##### DATA

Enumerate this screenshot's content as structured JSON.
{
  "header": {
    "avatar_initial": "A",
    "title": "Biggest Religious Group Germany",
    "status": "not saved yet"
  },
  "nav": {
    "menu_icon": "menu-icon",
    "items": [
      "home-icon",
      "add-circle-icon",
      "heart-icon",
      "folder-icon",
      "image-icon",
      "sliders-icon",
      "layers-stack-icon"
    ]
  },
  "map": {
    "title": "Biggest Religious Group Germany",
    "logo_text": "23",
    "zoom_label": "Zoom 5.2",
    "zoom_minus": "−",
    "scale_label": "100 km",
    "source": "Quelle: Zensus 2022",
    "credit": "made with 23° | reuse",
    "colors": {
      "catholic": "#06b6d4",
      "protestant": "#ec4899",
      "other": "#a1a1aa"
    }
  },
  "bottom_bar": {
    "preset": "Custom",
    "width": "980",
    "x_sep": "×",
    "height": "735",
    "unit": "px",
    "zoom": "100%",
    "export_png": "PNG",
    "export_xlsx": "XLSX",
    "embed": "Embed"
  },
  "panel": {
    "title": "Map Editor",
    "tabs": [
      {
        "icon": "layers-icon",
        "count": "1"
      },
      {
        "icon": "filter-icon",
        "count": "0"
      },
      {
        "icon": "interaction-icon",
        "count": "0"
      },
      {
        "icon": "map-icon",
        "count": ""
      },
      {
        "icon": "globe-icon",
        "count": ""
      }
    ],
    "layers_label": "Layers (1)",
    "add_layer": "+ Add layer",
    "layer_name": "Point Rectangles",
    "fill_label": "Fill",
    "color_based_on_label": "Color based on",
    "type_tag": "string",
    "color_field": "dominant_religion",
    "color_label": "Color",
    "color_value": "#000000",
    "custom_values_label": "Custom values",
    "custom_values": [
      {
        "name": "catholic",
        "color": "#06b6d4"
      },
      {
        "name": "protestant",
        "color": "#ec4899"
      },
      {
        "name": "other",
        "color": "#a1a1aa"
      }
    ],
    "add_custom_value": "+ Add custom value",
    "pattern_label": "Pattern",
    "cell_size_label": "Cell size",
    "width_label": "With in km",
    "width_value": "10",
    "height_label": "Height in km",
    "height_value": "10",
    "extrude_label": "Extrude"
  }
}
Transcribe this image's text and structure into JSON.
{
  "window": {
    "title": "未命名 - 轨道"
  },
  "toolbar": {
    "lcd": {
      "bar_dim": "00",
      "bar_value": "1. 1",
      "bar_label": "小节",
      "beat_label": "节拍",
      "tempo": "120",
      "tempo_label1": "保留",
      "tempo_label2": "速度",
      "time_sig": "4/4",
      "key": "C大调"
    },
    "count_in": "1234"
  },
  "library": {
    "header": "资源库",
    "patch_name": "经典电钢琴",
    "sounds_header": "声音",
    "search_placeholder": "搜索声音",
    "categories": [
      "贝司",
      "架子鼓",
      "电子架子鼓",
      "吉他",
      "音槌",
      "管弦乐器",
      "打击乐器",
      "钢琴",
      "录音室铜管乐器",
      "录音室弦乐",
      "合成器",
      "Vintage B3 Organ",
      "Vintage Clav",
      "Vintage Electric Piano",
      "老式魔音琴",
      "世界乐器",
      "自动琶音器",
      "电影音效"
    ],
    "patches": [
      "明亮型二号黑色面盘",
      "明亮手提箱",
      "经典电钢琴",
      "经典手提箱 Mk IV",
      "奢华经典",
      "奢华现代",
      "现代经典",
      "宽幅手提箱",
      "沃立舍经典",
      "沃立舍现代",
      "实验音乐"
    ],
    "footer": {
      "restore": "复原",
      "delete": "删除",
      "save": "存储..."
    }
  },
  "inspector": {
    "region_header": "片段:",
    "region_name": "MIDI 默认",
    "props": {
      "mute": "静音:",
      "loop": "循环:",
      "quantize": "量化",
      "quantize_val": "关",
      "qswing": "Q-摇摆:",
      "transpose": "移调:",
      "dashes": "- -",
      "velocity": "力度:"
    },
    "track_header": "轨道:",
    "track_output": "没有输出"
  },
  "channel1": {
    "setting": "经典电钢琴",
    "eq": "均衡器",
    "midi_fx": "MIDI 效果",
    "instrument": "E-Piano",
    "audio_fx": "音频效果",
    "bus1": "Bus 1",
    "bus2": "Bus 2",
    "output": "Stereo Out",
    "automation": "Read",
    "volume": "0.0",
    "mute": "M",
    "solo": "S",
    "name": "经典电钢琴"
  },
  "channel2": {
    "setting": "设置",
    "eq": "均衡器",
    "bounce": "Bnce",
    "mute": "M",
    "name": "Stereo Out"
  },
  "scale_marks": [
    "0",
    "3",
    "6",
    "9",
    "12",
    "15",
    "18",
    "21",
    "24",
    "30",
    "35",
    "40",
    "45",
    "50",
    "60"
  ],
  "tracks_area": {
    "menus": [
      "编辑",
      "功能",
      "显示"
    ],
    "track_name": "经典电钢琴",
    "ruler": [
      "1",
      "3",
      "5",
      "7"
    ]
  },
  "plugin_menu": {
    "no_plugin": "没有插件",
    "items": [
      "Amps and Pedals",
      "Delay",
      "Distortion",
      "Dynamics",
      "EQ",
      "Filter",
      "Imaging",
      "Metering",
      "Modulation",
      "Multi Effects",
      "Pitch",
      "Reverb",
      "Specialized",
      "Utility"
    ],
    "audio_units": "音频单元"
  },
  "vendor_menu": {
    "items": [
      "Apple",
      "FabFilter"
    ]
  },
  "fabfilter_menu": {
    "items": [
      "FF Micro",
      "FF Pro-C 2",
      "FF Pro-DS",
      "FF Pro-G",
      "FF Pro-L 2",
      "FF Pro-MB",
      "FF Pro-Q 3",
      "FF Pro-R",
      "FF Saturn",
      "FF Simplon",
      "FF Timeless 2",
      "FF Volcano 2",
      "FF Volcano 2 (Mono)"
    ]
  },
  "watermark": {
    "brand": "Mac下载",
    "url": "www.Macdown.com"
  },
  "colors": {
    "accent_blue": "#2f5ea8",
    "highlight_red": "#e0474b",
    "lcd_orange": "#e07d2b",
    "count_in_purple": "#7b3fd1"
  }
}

##########

WRITTEN PROBLEM:
Within the listing above, find every line containing the string "title" and return it.

ANSWER:
    "title": "Biggest Religious Group Germany",
    "title": "Biggest Religious Group Germany",
    "title": "Map Editor",
    "title": "未命名 - 轨道"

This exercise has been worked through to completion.